▶ Testo fornito
Ora veniamo a me, e alle mie emozioni. Queste canzoni mi portano riflessioni un po' scomode, e dolorose. Nel gioco delle parti io sono costretta a stare dall'altro lato, nel mondo degli adulti, eppure sento in me tanta empatia per questo disagio giovanile, e avverto come un male necessario il darmi addosso dei miei figli, per cui io rappresento mio malgrado il nemico. Eppure in qualche momento anche io percepisco la scuola come una prigione in cui sono reclusa da 50 anni, eppure non riesco a comunicare ai ragazzi che io sono dalla loro stessa parte. Questa società in cui contano solo i Soldi, Soldi, (clap clap), che ci fa vivere come miti una diva platinata che piange in Rolls Royce, o una cantante di 27 anni che si sfonda di alcool e droghe (vedi testo della canzone di Achille Lauro, manifesto di una vita spericolata 2.0) in fondo ci ha reso tutti fragili, tutti intenti a correre per fare soldi e vivere con un cuore di latta. Come potremmo farglielo capire? Come potremmo ridefinire la famiglia con contorni più umani e meno anacronistici?

▶ Dati forniti
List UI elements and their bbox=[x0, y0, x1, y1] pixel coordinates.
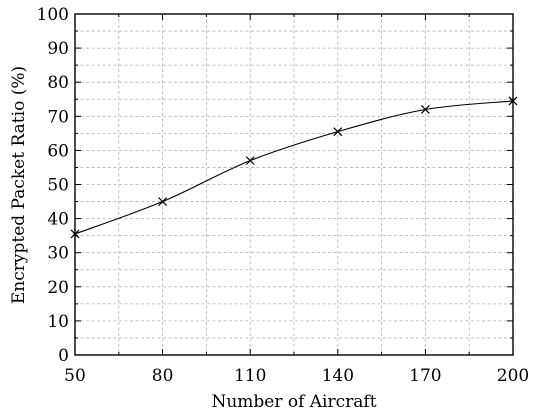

▶ Compiti dell'esercizio
[1] Riassumi in due frasi il testo sulle canzoni e il disagio giovanile.
[2] Procedi con il testo sulle canzoni e il disagio giovanile, scrivendo il seguito dopo la sua ultima frase.

▶ Risultati per compito
[1] Chi scrive racconta che queste canzoni le portano riflessioni scomode e dolorose: pur stando, nel gioco delle parti, dal lato degli adulti e rappresentando per i propri figli il nemico, prova molta empatia per il disagio giovanile e a volte percepisce anche lei la scuola come una prigione, senza però riuscire a comunicare ai ragazzi di essere dalla loro stessa parte. Sostiene che una società in cui contano solo i soldi ci ha reso tutti fragili, e si chiede come farlo capire e come ridefinire la famiglia con contorni più umani e meno anacronistici.

[2]
Quello che invece quest'anno è davvero mancato, è uno spazio femminile, solo 6 donne in gara, nessuna sul podio, dove l'unica papabile era una stella del rock di 68 anni vicina alla quota 100. Davvero non c'è nessuna ragazza in Italia che non sappia raccontare rappando il nostro mondo, che è ancora più complicato di quello di chi nasce maschio?
Ma siccome in fondo sono sole canzonette mi concentrerei infine sull'interrogativo irrisolto: cosa c'era nella borsetta della Bertè? Nessuno ne parla...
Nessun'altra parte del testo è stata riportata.